***** Input material *****

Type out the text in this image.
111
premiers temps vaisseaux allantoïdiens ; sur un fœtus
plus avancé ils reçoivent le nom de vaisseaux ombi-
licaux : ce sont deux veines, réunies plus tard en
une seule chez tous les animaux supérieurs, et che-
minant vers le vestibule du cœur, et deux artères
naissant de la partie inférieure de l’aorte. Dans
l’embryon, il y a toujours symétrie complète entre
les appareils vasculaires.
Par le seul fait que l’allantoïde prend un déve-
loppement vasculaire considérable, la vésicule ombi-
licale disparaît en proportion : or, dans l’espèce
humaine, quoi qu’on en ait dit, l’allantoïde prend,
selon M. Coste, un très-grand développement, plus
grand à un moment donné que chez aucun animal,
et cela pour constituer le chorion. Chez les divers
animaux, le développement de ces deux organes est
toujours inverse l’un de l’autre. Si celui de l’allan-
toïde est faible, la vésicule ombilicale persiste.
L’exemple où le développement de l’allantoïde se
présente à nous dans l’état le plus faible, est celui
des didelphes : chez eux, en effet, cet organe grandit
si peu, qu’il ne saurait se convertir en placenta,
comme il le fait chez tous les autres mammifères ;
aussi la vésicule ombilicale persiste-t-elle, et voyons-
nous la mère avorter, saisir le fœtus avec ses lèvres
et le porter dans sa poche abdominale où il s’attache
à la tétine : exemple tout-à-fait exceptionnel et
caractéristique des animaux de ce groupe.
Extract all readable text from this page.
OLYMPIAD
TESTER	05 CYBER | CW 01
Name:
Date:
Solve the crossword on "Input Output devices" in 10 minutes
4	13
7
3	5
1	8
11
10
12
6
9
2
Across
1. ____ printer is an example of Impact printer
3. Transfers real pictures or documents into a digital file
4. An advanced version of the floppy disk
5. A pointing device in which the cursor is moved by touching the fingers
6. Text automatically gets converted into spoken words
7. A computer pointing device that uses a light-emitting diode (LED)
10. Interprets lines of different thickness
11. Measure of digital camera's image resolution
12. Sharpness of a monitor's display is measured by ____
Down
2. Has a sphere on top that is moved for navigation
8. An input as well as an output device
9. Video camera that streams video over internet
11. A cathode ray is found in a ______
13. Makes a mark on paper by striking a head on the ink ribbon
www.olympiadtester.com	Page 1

*****

Instructions to follow:
Check each line of the records for "persiste" and copy the ones that contain it.

Solution:
toïde est faible, la vésicule ombilicale persiste.
aussi la vésicule ombilicale persiste-t-elle, et voyons-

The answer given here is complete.